(Collected data)
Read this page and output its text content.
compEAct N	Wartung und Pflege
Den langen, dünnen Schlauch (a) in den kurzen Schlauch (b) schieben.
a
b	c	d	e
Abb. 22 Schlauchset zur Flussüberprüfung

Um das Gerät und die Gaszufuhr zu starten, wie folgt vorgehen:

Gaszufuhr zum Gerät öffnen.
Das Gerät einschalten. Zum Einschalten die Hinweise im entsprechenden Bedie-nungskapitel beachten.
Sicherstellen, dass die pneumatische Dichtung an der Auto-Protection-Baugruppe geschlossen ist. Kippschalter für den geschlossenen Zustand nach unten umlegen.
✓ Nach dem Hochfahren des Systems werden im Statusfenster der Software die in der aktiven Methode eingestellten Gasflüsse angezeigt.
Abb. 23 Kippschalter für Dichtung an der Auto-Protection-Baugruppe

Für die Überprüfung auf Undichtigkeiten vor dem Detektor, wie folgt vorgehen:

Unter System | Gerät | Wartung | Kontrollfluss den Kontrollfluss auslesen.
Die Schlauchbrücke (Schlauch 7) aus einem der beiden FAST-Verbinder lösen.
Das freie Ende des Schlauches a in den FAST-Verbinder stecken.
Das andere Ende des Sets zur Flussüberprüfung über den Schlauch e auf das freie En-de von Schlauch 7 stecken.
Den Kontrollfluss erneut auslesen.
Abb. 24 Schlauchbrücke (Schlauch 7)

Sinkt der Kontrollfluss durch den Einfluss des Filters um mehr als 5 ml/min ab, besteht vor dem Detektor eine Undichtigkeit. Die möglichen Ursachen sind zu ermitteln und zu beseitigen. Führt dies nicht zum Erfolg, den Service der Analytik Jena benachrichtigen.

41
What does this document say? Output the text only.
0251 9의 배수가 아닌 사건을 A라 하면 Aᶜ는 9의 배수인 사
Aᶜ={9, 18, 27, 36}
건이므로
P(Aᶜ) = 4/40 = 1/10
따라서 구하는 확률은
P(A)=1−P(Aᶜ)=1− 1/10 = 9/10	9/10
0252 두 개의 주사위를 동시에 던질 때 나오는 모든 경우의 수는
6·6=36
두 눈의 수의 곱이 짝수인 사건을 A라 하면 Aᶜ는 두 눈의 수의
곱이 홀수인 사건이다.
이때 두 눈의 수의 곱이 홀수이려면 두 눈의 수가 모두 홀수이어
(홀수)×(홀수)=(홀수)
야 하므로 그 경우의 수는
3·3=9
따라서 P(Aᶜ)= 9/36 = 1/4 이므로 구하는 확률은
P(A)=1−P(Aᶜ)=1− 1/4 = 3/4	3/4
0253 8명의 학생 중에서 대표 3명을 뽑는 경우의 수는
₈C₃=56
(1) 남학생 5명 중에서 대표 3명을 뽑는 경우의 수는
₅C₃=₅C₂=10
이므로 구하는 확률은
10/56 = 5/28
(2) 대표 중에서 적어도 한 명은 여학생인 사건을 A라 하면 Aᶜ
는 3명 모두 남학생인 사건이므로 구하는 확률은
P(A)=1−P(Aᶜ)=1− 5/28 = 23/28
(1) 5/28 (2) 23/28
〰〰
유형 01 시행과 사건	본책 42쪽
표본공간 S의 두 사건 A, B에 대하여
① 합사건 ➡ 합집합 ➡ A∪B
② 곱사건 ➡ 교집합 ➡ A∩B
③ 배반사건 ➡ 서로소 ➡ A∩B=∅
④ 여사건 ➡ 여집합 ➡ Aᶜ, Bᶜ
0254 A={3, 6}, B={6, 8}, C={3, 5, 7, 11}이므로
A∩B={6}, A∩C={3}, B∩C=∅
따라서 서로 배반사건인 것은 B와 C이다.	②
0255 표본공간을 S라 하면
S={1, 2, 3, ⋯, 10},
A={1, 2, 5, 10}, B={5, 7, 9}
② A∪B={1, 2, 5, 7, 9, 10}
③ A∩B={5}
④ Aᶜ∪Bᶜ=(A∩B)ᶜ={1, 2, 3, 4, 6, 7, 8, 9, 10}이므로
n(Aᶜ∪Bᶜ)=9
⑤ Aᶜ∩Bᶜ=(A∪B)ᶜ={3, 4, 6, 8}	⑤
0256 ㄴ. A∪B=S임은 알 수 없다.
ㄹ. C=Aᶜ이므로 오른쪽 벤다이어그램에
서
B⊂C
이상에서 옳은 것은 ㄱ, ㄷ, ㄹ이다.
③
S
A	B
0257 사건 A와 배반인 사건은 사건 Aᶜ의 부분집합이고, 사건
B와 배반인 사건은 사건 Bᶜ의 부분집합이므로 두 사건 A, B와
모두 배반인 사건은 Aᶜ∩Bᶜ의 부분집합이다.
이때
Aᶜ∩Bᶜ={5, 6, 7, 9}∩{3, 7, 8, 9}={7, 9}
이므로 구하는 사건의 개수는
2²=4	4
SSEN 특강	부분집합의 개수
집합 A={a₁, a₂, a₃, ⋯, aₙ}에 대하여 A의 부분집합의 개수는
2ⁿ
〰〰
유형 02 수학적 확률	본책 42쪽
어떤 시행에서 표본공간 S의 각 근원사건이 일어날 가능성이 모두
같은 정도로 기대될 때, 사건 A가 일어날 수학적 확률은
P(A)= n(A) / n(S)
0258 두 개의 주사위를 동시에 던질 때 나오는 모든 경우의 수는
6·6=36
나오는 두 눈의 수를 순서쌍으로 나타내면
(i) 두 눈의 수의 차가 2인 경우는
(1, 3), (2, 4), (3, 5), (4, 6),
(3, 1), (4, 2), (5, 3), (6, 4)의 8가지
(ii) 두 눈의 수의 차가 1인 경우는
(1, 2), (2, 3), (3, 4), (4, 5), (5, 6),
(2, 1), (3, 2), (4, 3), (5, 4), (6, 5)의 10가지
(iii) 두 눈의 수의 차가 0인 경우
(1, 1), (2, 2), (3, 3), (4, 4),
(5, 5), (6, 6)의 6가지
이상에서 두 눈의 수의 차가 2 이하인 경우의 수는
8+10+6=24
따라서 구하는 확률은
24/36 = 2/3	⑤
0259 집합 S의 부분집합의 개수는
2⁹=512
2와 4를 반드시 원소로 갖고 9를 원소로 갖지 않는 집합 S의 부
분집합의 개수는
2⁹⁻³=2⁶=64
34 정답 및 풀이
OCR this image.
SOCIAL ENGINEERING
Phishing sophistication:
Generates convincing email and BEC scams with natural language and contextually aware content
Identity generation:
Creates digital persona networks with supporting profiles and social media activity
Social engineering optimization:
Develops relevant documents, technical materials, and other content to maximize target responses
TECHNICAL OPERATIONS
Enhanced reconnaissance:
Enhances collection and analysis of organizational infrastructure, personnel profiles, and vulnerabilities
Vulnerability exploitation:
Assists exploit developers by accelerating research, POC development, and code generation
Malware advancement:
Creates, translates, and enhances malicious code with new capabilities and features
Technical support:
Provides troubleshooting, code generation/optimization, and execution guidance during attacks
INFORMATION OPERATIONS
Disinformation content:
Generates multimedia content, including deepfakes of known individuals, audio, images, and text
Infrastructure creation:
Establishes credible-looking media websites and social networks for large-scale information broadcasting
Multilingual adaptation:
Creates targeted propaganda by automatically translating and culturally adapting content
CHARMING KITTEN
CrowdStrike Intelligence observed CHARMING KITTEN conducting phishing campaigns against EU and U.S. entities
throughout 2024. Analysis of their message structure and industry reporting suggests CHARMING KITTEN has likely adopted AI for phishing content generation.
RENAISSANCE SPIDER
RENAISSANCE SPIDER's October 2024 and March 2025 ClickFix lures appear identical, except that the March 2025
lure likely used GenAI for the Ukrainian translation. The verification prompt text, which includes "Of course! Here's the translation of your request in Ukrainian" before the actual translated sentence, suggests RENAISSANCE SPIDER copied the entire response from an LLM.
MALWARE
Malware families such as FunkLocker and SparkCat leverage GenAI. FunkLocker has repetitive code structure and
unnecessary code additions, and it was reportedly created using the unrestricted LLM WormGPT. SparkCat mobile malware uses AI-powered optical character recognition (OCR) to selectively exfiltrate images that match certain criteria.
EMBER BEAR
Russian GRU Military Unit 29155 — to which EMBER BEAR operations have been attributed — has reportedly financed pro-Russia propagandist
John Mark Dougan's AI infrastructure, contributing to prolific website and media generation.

**TASK TO COMPLETE**.
A single figure is required: the number of lines above in which the word "Baugruppe" occurs.

**ANSWER TO THIS TASK**.
2